Given instruction ▸ List all lines of the data containing the word "title".

[begin Data to use]

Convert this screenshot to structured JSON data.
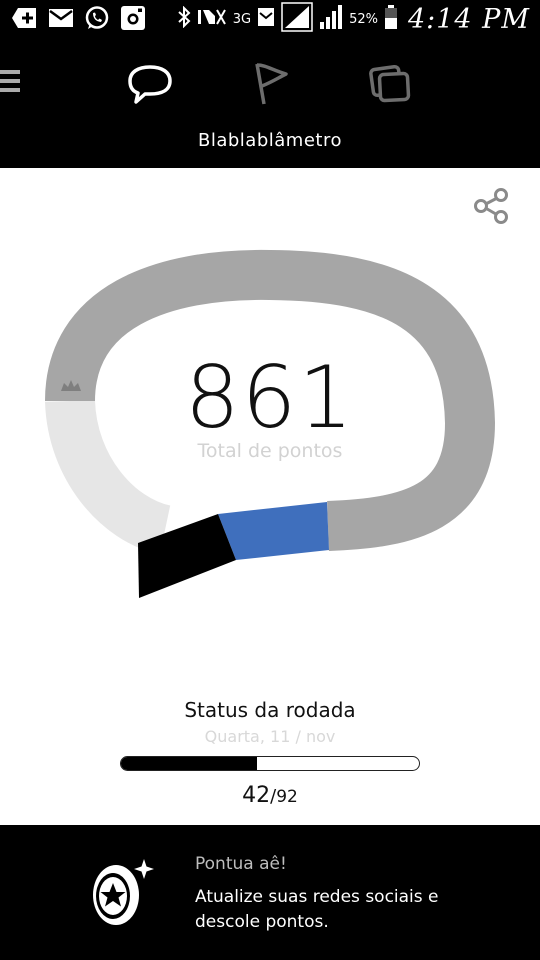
{
  "status_bar": {
    "network_label": "3G",
    "battery_text": "52%",
    "time": "4:14 PM",
    "icons": [
      "plus-icon",
      "mail-icon",
      "whatsapp-icon",
      "instagram-icon",
      "bluetooth-icon",
      "mute-icon",
      "network-3g-icon",
      "sms-icon",
      "signal-icon",
      "signal-icon",
      "battery-icon"
    ]
  },
  "header": {
    "title": "Blablablâmetro",
    "nav": [
      "chat-bubble-icon",
      "flag-icon",
      "cards-icon"
    ],
    "active_nav": "chat-bubble-icon"
  },
  "score": {
    "value": "861",
    "label": "Total de pontos"
  },
  "round_status": {
    "title": "Status da rodada",
    "date": "Quarta, 11 / nov",
    "current": "42",
    "separator": "/",
    "total": "92",
    "progress_fraction": 0.4565
  },
  "promo": {
    "title": "Pontua aê!",
    "text": "Atualize suas redes sociais e descole pontos."
  },
  "colors": {
    "background": "#000000",
    "content_bg": "#ffffff",
    "gauge_track": "#a6a6a6",
    "gauge_light": "#e6e6e6",
    "gauge_blue": "#3f6fbd",
    "gauge_black": "#000000",
    "muted_text": "#d2d2d2"
  }
}
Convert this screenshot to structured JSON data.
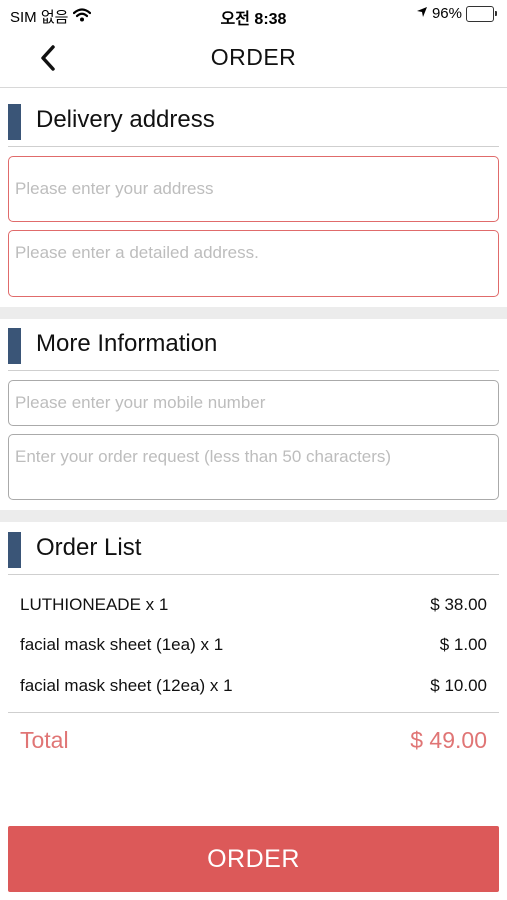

[end Data to use]

Solution to this task ▸
    "title": "Blablablâmetro",
    "title": "Status da rodada",
    "title": "Pontua aê!",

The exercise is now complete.